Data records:
## Begin
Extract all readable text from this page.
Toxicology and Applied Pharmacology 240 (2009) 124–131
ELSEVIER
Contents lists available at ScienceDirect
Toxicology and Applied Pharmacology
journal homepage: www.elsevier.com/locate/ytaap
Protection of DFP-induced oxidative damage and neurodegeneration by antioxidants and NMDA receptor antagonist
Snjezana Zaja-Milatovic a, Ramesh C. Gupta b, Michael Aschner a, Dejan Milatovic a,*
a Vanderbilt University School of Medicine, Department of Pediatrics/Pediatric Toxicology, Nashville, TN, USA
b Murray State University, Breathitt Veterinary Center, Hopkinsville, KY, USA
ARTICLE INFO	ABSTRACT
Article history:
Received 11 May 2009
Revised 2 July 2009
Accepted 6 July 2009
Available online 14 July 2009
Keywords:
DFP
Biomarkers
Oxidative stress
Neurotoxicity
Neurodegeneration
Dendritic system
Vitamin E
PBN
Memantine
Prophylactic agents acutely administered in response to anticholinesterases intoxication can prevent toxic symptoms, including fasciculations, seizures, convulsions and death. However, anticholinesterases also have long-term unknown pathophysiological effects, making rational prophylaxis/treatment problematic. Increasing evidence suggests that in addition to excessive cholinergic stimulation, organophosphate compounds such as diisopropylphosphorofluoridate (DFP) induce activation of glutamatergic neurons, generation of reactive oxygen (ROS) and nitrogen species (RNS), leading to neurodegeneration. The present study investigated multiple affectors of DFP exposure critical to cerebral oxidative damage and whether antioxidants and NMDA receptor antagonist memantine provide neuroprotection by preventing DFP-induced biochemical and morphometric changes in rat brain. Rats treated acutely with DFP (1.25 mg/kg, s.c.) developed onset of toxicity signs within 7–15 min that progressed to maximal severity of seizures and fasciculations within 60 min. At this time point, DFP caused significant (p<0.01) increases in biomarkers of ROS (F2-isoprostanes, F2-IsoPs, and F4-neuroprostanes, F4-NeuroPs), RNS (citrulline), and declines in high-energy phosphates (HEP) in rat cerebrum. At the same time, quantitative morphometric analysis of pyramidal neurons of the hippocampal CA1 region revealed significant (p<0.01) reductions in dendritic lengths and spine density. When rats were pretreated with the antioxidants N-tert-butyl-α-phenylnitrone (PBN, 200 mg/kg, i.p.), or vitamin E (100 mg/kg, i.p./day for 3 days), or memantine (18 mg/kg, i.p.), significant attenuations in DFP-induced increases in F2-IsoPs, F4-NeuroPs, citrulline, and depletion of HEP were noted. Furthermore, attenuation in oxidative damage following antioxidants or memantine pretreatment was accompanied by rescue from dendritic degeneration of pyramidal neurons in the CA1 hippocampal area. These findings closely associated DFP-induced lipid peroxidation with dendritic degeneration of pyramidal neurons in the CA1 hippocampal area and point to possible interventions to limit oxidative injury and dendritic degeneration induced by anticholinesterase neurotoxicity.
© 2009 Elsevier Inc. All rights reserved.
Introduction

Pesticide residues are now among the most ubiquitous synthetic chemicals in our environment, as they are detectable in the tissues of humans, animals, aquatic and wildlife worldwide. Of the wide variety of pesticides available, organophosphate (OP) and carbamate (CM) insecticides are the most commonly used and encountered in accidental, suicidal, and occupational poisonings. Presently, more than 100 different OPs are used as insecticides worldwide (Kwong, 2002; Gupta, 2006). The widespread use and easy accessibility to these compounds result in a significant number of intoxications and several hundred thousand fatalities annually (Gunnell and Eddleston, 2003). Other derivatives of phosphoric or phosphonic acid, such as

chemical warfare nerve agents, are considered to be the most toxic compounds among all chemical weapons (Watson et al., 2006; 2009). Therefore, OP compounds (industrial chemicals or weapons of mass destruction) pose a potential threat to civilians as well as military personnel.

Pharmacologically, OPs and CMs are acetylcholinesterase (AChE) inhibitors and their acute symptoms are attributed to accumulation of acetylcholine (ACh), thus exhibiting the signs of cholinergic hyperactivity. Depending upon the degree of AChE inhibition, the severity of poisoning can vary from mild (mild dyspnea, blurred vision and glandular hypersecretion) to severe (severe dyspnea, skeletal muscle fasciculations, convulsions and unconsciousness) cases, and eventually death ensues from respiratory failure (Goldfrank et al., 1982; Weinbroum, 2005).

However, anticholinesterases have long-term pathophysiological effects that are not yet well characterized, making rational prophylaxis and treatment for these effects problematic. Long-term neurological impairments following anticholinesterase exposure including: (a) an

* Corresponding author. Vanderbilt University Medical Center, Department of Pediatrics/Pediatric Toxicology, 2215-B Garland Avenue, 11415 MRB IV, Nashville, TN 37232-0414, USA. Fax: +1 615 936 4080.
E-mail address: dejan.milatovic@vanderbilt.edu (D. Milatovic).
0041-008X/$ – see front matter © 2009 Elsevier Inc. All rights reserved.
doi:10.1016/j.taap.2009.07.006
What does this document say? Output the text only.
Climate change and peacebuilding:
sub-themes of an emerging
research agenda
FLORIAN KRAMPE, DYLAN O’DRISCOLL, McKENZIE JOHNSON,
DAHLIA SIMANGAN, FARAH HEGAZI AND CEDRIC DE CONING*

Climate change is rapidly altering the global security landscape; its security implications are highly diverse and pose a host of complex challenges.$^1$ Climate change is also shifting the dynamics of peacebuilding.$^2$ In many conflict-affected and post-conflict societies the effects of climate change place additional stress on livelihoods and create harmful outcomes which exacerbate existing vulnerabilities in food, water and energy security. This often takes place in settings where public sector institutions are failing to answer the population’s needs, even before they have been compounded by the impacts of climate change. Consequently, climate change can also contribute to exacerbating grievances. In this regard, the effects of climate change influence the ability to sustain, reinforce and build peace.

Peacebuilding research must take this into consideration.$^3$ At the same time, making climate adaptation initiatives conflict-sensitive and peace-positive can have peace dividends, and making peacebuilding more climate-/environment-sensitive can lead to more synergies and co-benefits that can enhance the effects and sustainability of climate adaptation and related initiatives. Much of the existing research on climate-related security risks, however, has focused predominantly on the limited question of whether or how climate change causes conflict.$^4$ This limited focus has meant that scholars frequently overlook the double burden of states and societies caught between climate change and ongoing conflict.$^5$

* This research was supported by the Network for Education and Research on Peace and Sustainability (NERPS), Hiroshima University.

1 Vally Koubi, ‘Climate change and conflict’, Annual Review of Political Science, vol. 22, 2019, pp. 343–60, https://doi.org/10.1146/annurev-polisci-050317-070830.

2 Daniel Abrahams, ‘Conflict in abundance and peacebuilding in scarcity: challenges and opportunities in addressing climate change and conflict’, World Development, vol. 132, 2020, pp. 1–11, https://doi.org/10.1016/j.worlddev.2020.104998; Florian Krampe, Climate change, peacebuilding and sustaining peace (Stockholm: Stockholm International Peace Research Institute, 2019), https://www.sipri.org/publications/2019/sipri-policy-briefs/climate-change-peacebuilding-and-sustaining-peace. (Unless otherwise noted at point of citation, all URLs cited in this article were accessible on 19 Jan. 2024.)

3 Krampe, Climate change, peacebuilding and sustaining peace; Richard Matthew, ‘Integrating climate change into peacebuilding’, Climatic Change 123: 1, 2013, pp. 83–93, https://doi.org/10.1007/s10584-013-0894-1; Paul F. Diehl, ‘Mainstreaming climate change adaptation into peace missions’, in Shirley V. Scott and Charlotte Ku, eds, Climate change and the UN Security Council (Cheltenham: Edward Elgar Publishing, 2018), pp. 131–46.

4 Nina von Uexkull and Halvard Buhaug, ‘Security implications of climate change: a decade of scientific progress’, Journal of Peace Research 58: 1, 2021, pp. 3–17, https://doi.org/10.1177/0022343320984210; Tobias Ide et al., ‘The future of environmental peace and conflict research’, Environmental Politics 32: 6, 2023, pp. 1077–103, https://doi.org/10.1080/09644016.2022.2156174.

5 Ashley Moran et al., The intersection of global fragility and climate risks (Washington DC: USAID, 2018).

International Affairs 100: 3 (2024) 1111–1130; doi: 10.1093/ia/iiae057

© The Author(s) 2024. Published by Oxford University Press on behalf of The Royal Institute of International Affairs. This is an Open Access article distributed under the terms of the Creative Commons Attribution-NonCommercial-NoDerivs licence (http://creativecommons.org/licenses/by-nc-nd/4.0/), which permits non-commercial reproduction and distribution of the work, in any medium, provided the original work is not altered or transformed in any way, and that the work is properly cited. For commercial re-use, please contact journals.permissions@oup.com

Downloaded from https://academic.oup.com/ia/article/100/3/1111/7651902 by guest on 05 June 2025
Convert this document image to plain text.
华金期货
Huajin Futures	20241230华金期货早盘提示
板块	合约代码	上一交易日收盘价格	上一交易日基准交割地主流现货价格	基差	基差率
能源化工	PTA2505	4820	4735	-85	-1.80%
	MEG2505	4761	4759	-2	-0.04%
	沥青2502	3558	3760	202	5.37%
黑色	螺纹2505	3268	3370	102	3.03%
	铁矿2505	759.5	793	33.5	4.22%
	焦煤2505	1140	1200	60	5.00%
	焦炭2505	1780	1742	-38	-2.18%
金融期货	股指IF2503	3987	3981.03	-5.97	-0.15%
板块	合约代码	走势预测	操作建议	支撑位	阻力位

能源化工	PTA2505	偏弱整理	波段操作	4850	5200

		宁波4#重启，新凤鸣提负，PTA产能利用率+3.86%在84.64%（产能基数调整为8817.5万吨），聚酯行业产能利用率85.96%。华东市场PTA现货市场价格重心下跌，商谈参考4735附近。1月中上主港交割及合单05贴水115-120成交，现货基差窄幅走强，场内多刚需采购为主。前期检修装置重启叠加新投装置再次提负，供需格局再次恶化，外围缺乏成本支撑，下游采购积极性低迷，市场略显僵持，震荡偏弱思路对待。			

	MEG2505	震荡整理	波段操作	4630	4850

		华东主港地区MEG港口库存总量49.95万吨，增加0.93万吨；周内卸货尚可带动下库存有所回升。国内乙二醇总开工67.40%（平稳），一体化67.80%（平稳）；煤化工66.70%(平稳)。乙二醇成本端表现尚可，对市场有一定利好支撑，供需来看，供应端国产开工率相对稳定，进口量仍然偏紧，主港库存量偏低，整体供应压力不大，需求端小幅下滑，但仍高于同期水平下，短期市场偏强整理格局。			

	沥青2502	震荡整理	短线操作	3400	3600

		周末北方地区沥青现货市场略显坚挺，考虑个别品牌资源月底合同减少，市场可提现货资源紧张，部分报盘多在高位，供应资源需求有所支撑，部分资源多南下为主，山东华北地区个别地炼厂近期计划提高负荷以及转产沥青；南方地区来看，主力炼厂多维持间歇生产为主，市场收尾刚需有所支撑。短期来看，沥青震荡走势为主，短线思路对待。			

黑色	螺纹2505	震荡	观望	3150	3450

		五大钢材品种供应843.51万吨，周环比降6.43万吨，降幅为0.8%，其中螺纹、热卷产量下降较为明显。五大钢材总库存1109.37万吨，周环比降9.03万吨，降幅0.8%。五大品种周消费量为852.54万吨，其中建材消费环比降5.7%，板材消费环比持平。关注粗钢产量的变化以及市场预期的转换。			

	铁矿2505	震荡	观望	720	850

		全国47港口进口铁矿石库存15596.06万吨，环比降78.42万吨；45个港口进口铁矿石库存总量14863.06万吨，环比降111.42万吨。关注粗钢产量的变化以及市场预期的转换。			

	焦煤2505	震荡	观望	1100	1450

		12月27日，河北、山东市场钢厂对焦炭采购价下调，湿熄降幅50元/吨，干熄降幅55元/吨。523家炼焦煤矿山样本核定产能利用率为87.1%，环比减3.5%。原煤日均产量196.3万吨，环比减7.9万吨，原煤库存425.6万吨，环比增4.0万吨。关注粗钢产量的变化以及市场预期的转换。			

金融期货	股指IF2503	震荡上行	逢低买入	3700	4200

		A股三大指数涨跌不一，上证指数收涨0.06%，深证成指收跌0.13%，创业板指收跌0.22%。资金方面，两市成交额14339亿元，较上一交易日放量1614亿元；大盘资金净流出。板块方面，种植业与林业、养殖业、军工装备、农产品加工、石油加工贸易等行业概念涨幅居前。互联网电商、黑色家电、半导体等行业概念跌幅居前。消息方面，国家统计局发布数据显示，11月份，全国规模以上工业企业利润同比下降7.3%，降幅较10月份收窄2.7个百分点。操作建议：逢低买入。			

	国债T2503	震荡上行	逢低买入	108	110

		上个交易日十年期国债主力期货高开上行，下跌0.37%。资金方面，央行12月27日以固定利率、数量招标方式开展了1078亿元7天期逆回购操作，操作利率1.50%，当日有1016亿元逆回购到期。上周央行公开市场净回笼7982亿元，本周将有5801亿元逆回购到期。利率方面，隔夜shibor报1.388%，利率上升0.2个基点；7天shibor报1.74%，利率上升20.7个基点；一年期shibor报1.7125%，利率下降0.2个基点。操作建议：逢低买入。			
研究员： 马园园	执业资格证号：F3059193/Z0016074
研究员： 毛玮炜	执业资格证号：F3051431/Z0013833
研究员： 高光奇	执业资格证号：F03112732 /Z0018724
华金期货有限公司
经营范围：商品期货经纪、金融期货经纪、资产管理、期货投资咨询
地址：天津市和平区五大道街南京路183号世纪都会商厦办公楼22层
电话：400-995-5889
## End
_What is required:_
Scan the listing above for the word "Applied" and copy every line that holds it.

_Task solution:_
Toxicology and Applied Pharmacology 240 (2009) 124–131
Toxicology and Applied Pharmacology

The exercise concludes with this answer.